Task: Copy every line of the following data that includes the string "color".

Task input:
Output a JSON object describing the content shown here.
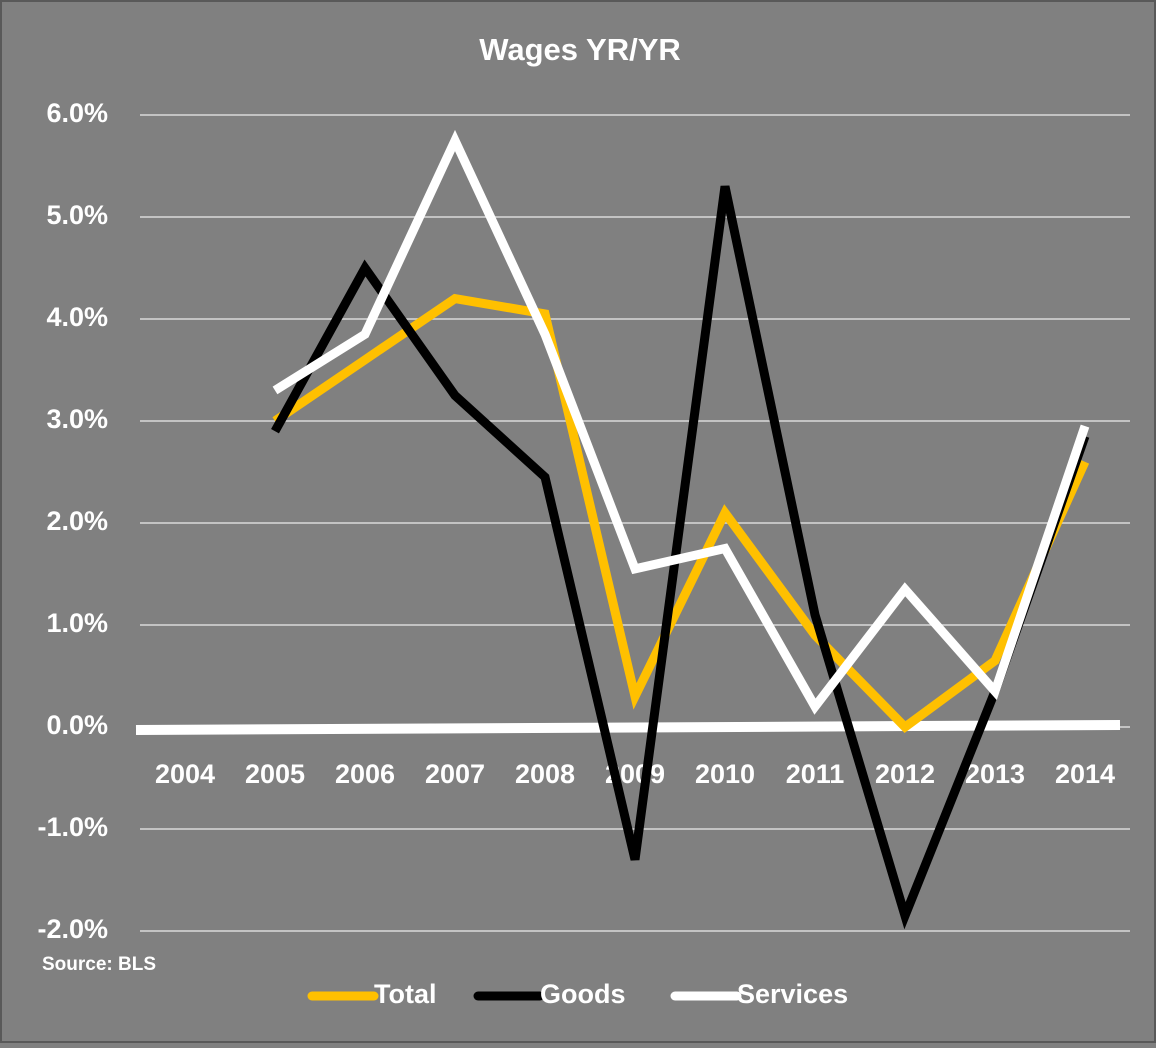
{
  "chart_data": {
    "type": "line",
    "title": "Wages YR/YR",
    "categories": [
      "2004",
      "2005",
      "2006",
      "2007",
      "2008",
      "2009",
      "2010",
      "2011",
      "2012",
      "2013",
      "2014"
    ],
    "series": [
      {
        "name": "Total",
        "color": "#FFC000",
        "values": [
          null,
          3.0,
          3.6,
          4.2,
          4.05,
          0.3,
          2.1,
          0.9,
          0.0,
          0.65,
          2.6
        ]
      },
      {
        "name": "Goods",
        "color": "#000000",
        "values": [
          null,
          2.9,
          4.5,
          3.25,
          2.45,
          -1.3,
          5.3,
          1.1,
          -1.85,
          0.35,
          2.85
        ]
      },
      {
        "name": "Services",
        "color": "#FFFFFF",
        "values": [
          null,
          3.3,
          3.85,
          5.75,
          3.85,
          1.55,
          1.75,
          0.2,
          1.35,
          0.35,
          2.95
        ]
      }
    ],
    "ylim": [
      -2,
      6
    ],
    "yticks": [
      {
        "value": 6,
        "label": "6.0%"
      },
      {
        "value": 5,
        "label": "5.0%"
      },
      {
        "value": 4,
        "label": "4.0%"
      },
      {
        "value": 3,
        "label": "3.0%"
      },
      {
        "value": 2,
        "label": "2.0%"
      },
      {
        "value": 1,
        "label": "1.0%"
      },
      {
        "value": 0,
        "label": "0.0%"
      },
      {
        "value": -1,
        "label": "-1.0%"
      },
      {
        "value": -2,
        "label": "-2.0%"
      }
    ],
    "grid": true,
    "annotation": "Source: BLS",
    "legend": "bottom"
  }
}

Correct output:
        "color": "#FFC000",
        "color": "#000000",
        "color": "#FFFFFF",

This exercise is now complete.